▶ Requirement:
Return every record below exactly as written, but leave out the pictures.

▶ Records for this exercise:
— begin —
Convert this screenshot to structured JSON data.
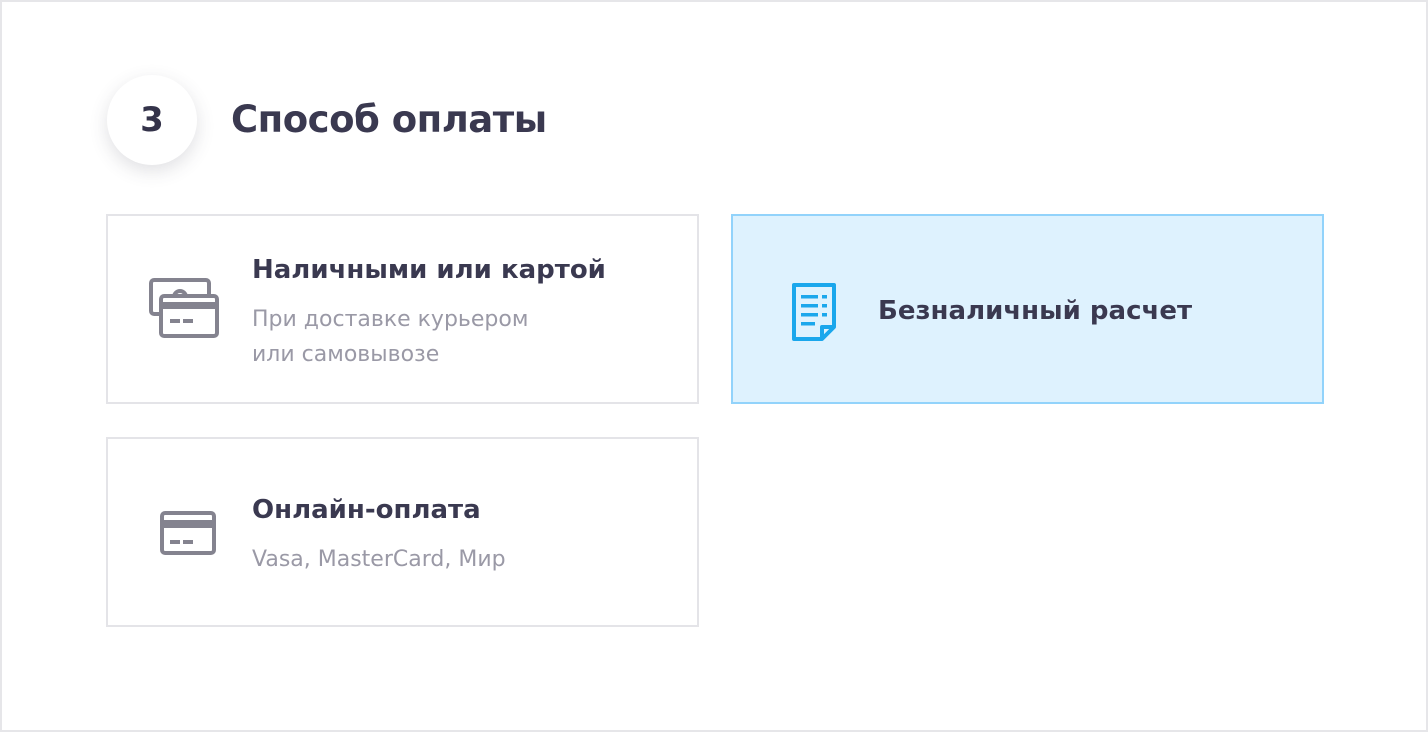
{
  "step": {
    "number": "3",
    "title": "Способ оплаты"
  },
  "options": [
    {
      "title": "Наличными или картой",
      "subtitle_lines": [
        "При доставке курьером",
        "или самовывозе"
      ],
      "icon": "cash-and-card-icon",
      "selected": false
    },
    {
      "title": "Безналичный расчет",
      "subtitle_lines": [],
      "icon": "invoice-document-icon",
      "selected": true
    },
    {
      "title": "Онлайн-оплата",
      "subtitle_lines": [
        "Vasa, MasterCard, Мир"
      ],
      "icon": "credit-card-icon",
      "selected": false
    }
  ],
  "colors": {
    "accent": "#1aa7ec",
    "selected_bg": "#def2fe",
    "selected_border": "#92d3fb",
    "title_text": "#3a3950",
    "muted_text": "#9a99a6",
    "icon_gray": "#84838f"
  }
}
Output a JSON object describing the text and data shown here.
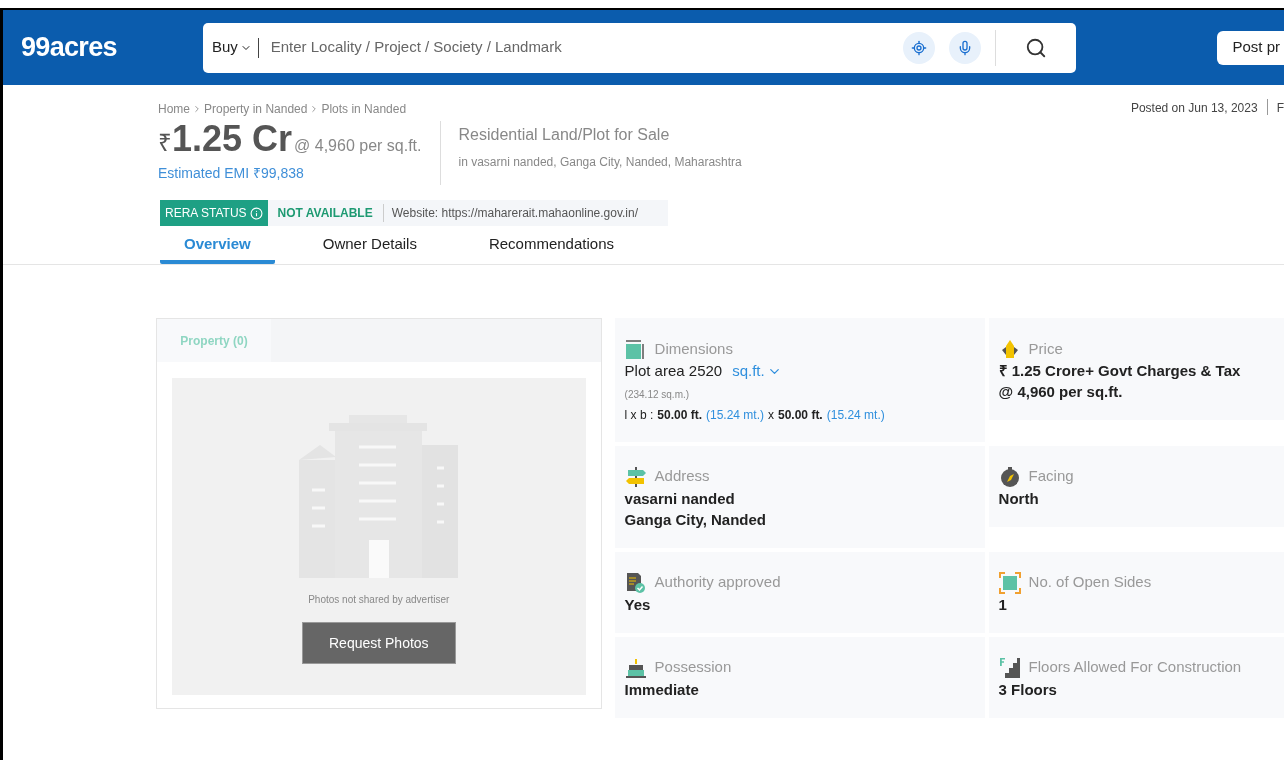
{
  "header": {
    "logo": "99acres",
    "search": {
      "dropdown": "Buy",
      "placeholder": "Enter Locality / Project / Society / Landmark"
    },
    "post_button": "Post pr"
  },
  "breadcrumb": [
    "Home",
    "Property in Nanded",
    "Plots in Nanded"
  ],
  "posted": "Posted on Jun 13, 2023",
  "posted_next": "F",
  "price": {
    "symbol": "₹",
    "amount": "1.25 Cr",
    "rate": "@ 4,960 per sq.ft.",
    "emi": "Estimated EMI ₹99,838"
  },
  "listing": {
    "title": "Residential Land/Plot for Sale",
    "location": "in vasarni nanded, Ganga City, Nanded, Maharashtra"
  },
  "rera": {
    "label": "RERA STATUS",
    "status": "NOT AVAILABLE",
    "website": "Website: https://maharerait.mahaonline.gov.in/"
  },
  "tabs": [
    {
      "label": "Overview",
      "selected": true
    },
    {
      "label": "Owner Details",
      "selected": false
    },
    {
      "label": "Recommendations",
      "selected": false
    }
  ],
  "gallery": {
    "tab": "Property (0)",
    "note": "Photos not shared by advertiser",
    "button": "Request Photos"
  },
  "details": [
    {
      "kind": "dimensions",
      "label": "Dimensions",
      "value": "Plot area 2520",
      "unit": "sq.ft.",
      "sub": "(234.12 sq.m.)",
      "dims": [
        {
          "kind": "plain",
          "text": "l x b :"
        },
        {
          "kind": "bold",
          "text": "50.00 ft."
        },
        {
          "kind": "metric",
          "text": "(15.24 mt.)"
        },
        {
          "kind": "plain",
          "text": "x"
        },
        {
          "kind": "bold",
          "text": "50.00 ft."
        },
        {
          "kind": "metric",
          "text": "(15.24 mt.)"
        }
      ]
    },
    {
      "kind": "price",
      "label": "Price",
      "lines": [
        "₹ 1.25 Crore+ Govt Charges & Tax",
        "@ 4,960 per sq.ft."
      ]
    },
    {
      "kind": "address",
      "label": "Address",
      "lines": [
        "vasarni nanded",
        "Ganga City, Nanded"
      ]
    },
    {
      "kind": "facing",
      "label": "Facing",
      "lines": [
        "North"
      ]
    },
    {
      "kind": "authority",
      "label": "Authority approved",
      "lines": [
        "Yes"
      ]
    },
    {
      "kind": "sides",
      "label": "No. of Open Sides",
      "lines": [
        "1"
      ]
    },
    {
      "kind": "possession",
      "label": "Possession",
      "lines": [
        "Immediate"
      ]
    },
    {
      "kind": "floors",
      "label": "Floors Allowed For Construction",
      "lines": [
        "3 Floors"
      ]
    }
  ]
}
— end —
▶ Task result:
Convert this screenshot to structured JSON data.
{
  "step": {
    "number": "3",
    "title": "Способ оплаты"
  },
  "options": [
    {
      "title": "Наличными или картой",
      "subtitle_lines": [
        "При доставке курьером",
        "или самовывозе"
      ],
      "icon": "cash-and-card-icon",
      "selected": false
    },
    {
      "title": "Безналичный расчет",
      "subtitle_lines": [],
      "icon": "invoice-document-icon",
      "selected": true
    },
    {
      "title": "Онлайн-оплата",
      "subtitle_lines": [
        "Vasa, MasterCard, Мир"
      ],
      "icon": "credit-card-icon",
      "selected": false
    }
  ],
  "colors": {
    "accent": "#1aa7ec",
    "selected_bg": "#def2fe",
    "selected_border": "#92d3fb",
    "title_text": "#3a3950",
    "muted_text": "#9a99a6",
    "icon_gray": "#84838f"
  }
}
Output a JSON object describing the text and data shown here.
{
  "header": {
    "logo": "99acres",
    "search": {
      "dropdown": "Buy",
      "placeholder": "Enter Locality / Project / Society / Landmark"
    },
    "post_button": "Post pr"
  },
  "breadcrumb": [
    "Home",
    "Property in Nanded",
    "Plots in Nanded"
  ],
  "posted": "Posted on Jun 13, 2023",
  "posted_next": "F",
  "price": {
    "symbol": "₹",
    "amount": "1.25 Cr",
    "rate": "@ 4,960 per sq.ft.",
    "emi": "Estimated EMI ₹99,838"
  },
  "listing": {
    "title": "Residential Land/Plot for Sale",
    "location": "in vasarni nanded, Ganga City, Nanded, Maharashtra"
  },
  "rera": {
    "label": "RERA STATUS",
    "status": "NOT AVAILABLE",
    "website": "Website: https://maharerait.mahaonline.gov.in/"
  },
  "tabs": [
    {
      "label": "Overview",
      "selected": true
    },
    {
      "label": "Owner Details",
      "selected": false
    },
    {
      "label": "Recommendations",
      "selected": false
    }
  ],
  "gallery": {
    "tab": "Property (0)",
    "note": "Photos not shared by advertiser",
    "button": "Request Photos"
  },
  "details": [
    {
      "kind": "dimensions",
      "label": "Dimensions",
      "value": "Plot area 2520",
      "unit": "sq.ft.",
      "sub": "(234.12 sq.m.)",
      "dims": [
        {
          "kind": "plain",
          "text": "l x b :"
        },
        {
          "kind": "bold",
          "text": "50.00 ft."
        },
        {
          "kind": "metric",
          "text": "(15.24 mt.)"
        },
        {
          "kind": "plain",
          "text": "x"
        },
        {
          "kind": "bold",
          "text": "50.00 ft."
        },
        {
          "kind": "metric",
          "text": "(15.24 mt.)"
        }
      ]
    },
    {
      "kind": "price",
      "label": "Price",
      "lines": [
        "₹ 1.25 Crore+ Govt Charges & Tax",
        "@ 4,960 per sq.ft."
      ]
    },
    {
      "kind": "address",
      "label": "Address",
      "lines": [
        "vasarni nanded",
        "Ganga City, Nanded"
      ]
    },
    {
      "kind": "facing",
      "label": "Facing",
      "lines": [
        "North"
      ]
    },
    {
      "kind": "authority",
      "label": "Authority approved",
      "lines": [
        "Yes"
      ]
    },
    {
      "kind": "sides",
      "label": "No. of Open Sides",
      "lines": [
        "1"
      ]
    },
    {
      "kind": "possession",
      "label": "Possession",
      "lines": [
        "Immediate"
      ]
    },
    {
      "kind": "floors",
      "label": "Floors Allowed For Construction",
      "lines": [
        "3 Floors"
      ]
    }
  ]
}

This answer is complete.